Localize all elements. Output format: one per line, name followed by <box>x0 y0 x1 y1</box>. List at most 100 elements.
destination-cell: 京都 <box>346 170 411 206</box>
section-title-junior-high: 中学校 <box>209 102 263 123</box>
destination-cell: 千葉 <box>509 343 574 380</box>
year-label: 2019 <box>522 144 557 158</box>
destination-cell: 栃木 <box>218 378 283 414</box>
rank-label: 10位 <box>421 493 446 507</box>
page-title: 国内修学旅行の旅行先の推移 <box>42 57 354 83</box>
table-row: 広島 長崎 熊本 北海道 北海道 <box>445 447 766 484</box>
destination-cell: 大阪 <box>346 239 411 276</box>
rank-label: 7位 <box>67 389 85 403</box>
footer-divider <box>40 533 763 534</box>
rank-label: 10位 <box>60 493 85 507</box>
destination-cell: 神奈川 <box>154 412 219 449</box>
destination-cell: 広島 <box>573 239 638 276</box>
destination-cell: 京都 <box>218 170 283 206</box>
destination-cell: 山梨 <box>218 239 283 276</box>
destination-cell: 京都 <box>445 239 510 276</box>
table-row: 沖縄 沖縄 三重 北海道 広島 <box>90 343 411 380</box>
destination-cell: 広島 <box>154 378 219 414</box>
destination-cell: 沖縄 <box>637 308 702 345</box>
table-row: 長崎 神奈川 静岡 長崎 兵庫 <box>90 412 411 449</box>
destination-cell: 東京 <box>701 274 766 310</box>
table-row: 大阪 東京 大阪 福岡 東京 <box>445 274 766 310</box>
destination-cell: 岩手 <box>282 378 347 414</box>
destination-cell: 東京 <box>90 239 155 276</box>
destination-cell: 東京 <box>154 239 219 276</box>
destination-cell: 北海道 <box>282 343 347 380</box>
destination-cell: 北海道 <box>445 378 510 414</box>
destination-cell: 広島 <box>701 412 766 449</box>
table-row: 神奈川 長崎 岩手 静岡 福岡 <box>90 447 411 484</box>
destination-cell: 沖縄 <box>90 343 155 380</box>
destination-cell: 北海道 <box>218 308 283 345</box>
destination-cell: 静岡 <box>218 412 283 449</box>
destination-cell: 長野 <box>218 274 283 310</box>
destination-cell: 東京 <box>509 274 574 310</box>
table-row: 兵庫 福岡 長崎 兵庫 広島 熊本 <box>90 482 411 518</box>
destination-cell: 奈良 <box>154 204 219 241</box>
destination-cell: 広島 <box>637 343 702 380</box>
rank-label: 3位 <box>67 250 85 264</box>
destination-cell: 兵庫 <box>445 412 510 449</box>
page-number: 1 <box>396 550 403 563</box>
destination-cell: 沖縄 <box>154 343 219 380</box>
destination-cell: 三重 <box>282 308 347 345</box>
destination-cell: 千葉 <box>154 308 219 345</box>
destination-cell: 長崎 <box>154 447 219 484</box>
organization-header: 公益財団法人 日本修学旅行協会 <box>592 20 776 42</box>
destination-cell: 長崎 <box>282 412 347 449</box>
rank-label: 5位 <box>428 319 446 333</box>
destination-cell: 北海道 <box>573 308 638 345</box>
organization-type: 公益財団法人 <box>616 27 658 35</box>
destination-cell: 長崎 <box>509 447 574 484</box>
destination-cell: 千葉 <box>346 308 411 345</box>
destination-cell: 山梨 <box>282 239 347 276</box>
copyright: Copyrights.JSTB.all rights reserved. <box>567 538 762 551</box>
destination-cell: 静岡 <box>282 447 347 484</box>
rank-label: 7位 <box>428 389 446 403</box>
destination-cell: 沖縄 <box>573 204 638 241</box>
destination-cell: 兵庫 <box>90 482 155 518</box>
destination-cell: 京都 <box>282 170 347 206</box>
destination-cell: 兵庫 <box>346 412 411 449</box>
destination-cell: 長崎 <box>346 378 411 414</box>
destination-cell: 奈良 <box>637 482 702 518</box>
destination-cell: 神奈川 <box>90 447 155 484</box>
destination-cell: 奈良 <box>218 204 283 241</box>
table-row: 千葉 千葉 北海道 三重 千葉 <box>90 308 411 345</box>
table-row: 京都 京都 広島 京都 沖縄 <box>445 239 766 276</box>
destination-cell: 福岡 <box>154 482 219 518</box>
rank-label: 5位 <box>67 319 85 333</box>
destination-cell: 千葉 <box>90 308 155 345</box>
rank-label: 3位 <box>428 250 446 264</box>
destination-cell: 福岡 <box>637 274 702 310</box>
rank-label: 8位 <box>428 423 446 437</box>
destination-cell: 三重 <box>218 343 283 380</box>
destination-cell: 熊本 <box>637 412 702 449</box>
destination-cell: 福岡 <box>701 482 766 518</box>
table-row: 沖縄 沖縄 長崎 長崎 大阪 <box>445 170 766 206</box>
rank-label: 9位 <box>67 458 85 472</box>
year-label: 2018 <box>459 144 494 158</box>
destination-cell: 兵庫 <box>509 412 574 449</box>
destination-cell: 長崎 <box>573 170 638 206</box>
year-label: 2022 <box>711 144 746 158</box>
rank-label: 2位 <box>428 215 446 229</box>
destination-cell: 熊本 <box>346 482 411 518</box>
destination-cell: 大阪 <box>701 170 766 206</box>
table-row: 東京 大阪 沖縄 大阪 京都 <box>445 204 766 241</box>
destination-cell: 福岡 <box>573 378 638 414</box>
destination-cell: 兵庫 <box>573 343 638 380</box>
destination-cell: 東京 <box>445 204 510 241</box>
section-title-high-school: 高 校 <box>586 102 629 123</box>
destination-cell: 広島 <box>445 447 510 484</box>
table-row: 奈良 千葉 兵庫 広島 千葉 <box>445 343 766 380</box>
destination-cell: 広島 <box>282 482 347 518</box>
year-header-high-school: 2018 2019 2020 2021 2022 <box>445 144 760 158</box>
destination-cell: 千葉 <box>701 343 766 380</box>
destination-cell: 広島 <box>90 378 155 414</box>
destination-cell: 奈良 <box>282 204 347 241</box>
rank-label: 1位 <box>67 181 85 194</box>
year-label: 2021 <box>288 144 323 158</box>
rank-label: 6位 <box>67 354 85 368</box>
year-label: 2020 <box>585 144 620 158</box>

**********

Please reproduce all of the entries above, keeping every character unchanged.

Result below>
Localize all elements. Output format: one per line, name followed by <box>x0 y0 x1 y1</box>. List at most 100 elements.
destination-cell: 京都 <box>346 170 411 206</box>
section-title-junior-high: 中学校 <box>209 102 263 123</box>
destination-cell: 千葉 <box>509 343 574 380</box>
year-label: 2019 <box>522 144 557 158</box>
destination-cell: 栃木 <box>218 378 283 414</box>
rank-label: 10位 <box>421 493 446 507</box>
page-title: 国内修学旅行の旅行先の推移 <box>42 57 354 83</box>
table-row: 広島 長崎 熊本 北海道 北海道 <box>445 447 766 484</box>
destination-cell: 大阪 <box>346 239 411 276</box>
rank-label: 7位 <box>67 389 85 403</box>
footer-divider <box>40 533 763 534</box>
rank-label: 10位 <box>60 493 85 507</box>
destination-cell: 神奈川 <box>154 412 219 449</box>
destination-cell: 広島 <box>573 239 638 276</box>
destination-cell: 京都 <box>218 170 283 206</box>
destination-cell: 山梨 <box>218 239 283 276</box>
destination-cell: 京都 <box>445 239 510 276</box>
table-row: 沖縄 沖縄 三重 北海道 広島 <box>90 343 411 380</box>
destination-cell: 広島 <box>154 378 219 414</box>
destination-cell: 沖縄 <box>637 308 702 345</box>
table-row: 長崎 神奈川 静岡 長崎 兵庫 <box>90 412 411 449</box>
destination-cell: 東京 <box>701 274 766 310</box>
table-row: 大阪 東京 大阪 福岡 東京 <box>445 274 766 310</box>
destination-cell: 岩手 <box>282 378 347 414</box>
destination-cell: 東京 <box>90 239 155 276</box>
destination-cell: 東京 <box>154 239 219 276</box>
destination-cell: 北海道 <box>282 343 347 380</box>
destination-cell: 北海道 <box>445 378 510 414</box>
destination-cell: 広島 <box>701 412 766 449</box>
table-row: 神奈川 長崎 岩手 静岡 福岡 <box>90 447 411 484</box>
destination-cell: 沖縄 <box>90 343 155 380</box>
destination-cell: 北海道 <box>218 308 283 345</box>
destination-cell: 静岡 <box>218 412 283 449</box>
destination-cell: 長野 <box>218 274 283 310</box>
destination-cell: 東京 <box>509 274 574 310</box>
table-row: 兵庫 福岡 長崎 兵庫 広島 熊本 <box>90 482 411 518</box>
destination-cell: 奈良 <box>154 204 219 241</box>
destination-cell: 広島 <box>637 343 702 380</box>
rank-label: 3位 <box>67 250 85 264</box>
destination-cell: 兵庫 <box>445 412 510 449</box>
page-number: 1 <box>396 550 403 563</box>
destination-cell: 沖縄 <box>154 343 219 380</box>
destination-cell: 三重 <box>282 308 347 345</box>
destination-cell: 千葉 <box>154 308 219 345</box>
destination-cell: 長崎 <box>154 447 219 484</box>
organization-header: 公益財団法人 日本修学旅行協会 <box>592 20 776 42</box>
destination-cell: 長崎 <box>282 412 347 449</box>
rank-label: 5位 <box>428 319 446 333</box>
destination-cell: 北海道 <box>573 308 638 345</box>
organization-type: 公益財団法人 <box>616 27 658 35</box>
destination-cell: 長崎 <box>509 447 574 484</box>
destination-cell: 千葉 <box>346 308 411 345</box>
destination-cell: 山梨 <box>282 239 347 276</box>
copyright: Copyrights.JSTB.all rights reserved. <box>567 538 762 551</box>
destination-cell: 静岡 <box>282 447 347 484</box>
rank-label: 7位 <box>428 389 446 403</box>
destination-cell: 沖縄 <box>573 204 638 241</box>
destination-cell: 兵庫 <box>90 482 155 518</box>
destination-cell: 京都 <box>282 170 347 206</box>
destination-cell: 兵庫 <box>346 412 411 449</box>
destination-cell: 長崎 <box>346 378 411 414</box>
destination-cell: 奈良 <box>637 482 702 518</box>
destination-cell: 神奈川 <box>90 447 155 484</box>
destination-cell: 奈良 <box>218 204 283 241</box>
table-row: 千葉 千葉 北海道 三重 千葉 <box>90 308 411 345</box>
table-row: 京都 京都 広島 京都 沖縄 <box>445 239 766 276</box>
destination-cell: 福岡 <box>154 482 219 518</box>
rank-label: 5位 <box>67 319 85 333</box>
destination-cell: 千葉 <box>90 308 155 345</box>
rank-label: 3位 <box>428 250 446 264</box>
destination-cell: 福岡 <box>637 274 702 310</box>
rank-label: 8位 <box>428 423 446 437</box>
destination-cell: 三重 <box>218 343 283 380</box>
destination-cell: 熊本 <box>637 412 702 449</box>
destination-cell: 福岡 <box>701 482 766 518</box>
table-row: 沖縄 沖縄 長崎 長崎 大阪 <box>445 170 766 206</box>
rank-label: 9位 <box>67 458 85 472</box>
year-label: 2018 <box>459 144 494 158</box>
destination-cell: 兵庫 <box>509 412 574 449</box>
destination-cell: 長崎 <box>573 170 638 206</box>
year-label: 2022 <box>711 144 746 158</box>
rank-label: 2位 <box>428 215 446 229</box>
destination-cell: 熊本 <box>346 482 411 518</box>
destination-cell: 大阪 <box>701 170 766 206</box>
table-row: 東京 大阪 沖縄 大阪 京都 <box>445 204 766 241</box>
destination-cell: 福岡 <box>573 378 638 414</box>
destination-cell: 兵庫 <box>573 343 638 380</box>
destination-cell: 東京 <box>445 204 510 241</box>
section-title-high-school: 高 校 <box>586 102 629 123</box>
destination-cell: 広島 <box>445 447 510 484</box>
table-row: 奈良 千葉 兵庫 広島 千葉 <box>445 343 766 380</box>
destination-cell: 広島 <box>282 482 347 518</box>
year-header-high-school: 2018 2019 2020 2021 2022 <box>445 144 760 158</box>
destination-cell: 千葉 <box>701 343 766 380</box>
destination-cell: 広島 <box>90 378 155 414</box>
destination-cell: 奈良 <box>282 204 347 241</box>
rank-label: 1位 <box>67 181 85 194</box>
year-label: 2021 <box>288 144 323 158</box>
rank-label: 6位 <box>67 354 85 368</box>
year-label: 2020 <box>585 144 620 158</box>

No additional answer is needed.